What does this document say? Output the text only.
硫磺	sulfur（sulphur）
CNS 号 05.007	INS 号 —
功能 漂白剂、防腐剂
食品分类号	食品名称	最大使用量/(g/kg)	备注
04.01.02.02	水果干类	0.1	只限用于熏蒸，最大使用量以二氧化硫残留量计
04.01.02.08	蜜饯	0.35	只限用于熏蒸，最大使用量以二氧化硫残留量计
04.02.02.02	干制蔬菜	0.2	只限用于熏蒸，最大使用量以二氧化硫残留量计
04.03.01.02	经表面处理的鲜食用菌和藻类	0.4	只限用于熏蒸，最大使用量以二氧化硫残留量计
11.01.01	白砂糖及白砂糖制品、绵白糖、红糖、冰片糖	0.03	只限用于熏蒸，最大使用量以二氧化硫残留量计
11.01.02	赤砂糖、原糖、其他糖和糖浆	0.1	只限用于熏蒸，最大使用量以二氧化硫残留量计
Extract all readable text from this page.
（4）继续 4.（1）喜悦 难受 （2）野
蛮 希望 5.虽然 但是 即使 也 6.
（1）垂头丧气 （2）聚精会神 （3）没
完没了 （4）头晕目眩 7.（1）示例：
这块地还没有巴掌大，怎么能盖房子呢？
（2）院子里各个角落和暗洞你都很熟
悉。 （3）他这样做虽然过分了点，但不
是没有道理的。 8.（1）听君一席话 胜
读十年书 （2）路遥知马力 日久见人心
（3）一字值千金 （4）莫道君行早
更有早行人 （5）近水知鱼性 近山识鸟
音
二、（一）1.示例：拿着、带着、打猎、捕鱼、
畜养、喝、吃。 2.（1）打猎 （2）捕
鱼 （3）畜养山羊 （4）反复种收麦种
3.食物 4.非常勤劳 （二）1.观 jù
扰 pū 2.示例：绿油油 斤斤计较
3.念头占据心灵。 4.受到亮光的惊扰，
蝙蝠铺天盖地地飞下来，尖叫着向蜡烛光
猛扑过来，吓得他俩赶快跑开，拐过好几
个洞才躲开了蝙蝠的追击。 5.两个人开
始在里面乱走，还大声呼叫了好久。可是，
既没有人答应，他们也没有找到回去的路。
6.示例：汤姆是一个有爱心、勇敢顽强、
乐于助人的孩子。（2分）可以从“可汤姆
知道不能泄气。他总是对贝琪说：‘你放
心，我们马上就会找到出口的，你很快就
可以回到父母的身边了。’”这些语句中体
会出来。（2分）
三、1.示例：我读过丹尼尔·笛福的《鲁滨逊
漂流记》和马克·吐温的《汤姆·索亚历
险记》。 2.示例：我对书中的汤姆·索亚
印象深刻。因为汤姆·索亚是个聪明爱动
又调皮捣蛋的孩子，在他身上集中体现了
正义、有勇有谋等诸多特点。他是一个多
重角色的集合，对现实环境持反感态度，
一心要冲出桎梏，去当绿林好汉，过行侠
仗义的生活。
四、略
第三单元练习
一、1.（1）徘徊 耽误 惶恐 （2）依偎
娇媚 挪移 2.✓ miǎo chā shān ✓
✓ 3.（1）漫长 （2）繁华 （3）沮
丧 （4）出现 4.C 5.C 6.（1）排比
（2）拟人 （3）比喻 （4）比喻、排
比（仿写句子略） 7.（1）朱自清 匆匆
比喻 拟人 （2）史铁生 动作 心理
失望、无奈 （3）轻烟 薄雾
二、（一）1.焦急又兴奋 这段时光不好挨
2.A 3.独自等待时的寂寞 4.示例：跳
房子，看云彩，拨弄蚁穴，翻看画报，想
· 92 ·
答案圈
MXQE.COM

# # #

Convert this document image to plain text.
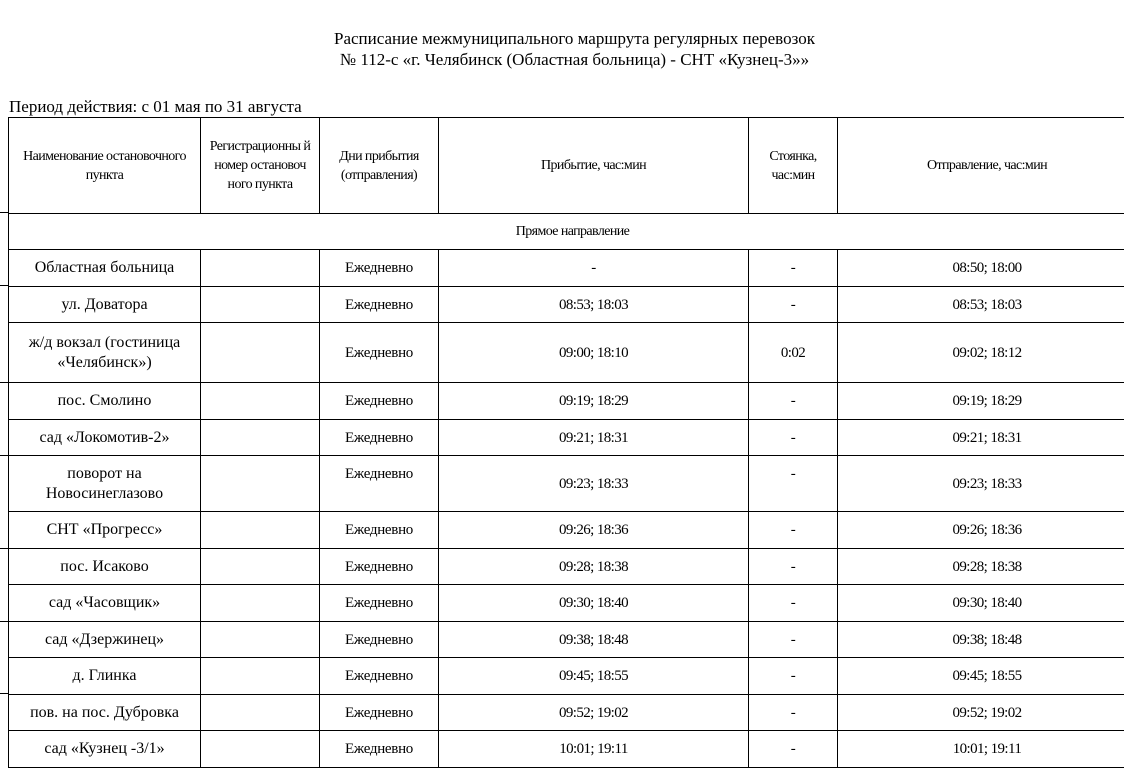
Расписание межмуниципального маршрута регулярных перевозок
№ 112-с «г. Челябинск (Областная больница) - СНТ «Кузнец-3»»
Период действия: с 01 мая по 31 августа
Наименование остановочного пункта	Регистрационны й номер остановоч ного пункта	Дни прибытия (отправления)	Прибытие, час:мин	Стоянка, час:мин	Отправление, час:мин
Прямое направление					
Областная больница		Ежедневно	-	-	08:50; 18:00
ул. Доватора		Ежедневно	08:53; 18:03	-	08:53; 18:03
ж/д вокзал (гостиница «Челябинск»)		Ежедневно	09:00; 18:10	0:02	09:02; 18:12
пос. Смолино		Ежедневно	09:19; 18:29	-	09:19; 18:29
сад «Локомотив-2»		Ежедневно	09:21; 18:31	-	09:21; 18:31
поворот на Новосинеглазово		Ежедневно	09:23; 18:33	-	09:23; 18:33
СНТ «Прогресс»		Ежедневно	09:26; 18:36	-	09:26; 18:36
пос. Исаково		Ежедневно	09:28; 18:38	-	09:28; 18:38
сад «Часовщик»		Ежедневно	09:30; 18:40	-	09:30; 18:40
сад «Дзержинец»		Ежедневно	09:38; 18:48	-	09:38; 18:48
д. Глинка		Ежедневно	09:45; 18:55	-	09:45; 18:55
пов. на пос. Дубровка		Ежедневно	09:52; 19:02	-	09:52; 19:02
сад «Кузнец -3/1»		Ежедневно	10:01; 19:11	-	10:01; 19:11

# # #

## [PROBLEM TO WORK ON]
Check every line of the records above for the string "text" and say how many contain it, giving the number alone.

## [ANSWER TO THE EXERCISE]
3